**Exercise aim:** Copy every line of the records below, unchanged and in the same order.

**Record set:**
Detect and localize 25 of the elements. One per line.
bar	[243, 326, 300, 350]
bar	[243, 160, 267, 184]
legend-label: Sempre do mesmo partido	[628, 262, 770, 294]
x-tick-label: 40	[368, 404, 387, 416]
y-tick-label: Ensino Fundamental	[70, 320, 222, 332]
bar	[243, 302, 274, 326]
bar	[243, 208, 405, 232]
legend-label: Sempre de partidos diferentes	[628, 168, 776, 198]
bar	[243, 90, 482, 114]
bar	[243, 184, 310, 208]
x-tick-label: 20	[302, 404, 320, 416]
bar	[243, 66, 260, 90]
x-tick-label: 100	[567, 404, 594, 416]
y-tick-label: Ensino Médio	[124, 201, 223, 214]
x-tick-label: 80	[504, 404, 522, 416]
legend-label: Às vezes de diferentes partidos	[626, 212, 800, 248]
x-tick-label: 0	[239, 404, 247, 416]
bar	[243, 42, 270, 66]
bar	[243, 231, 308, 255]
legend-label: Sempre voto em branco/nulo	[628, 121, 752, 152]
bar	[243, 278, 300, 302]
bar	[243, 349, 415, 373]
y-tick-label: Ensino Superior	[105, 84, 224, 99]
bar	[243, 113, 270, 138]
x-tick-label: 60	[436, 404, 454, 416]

**The solution:**
Detect and localize 25 of the elements. One per line.
bar	[243, 326, 300, 350]
bar	[243, 160, 267, 184]
legend-label: Sempre do mesmo partido	[628, 262, 770, 294]
x-tick-label: 40	[368, 404, 387, 416]
y-tick-label: Ensino Fundamental	[70, 320, 222, 332]
bar	[243, 302, 274, 326]
bar	[243, 208, 405, 232]
legend-label: Sempre de partidos diferentes	[628, 168, 776, 198]
bar	[243, 90, 482, 114]
bar	[243, 184, 310, 208]
x-tick-label: 20	[302, 404, 320, 416]
bar	[243, 66, 260, 90]
x-tick-label: 100	[567, 404, 594, 416]
y-tick-label: Ensino Médio	[124, 201, 223, 214]
x-tick-label: 80	[504, 404, 522, 416]
legend-label: Às vezes de diferentes partidos	[626, 212, 800, 248]
x-tick-label: 0	[239, 404, 247, 416]
bar	[243, 42, 270, 66]
bar	[243, 231, 308, 255]
legend-label: Sempre voto em branco/nulo	[628, 121, 752, 152]
bar	[243, 278, 300, 302]
bar	[243, 349, 415, 373]
y-tick-label: Ensino Superior	[105, 84, 224, 99]
bar	[243, 113, 270, 138]
x-tick-label: 60	[436, 404, 454, 416]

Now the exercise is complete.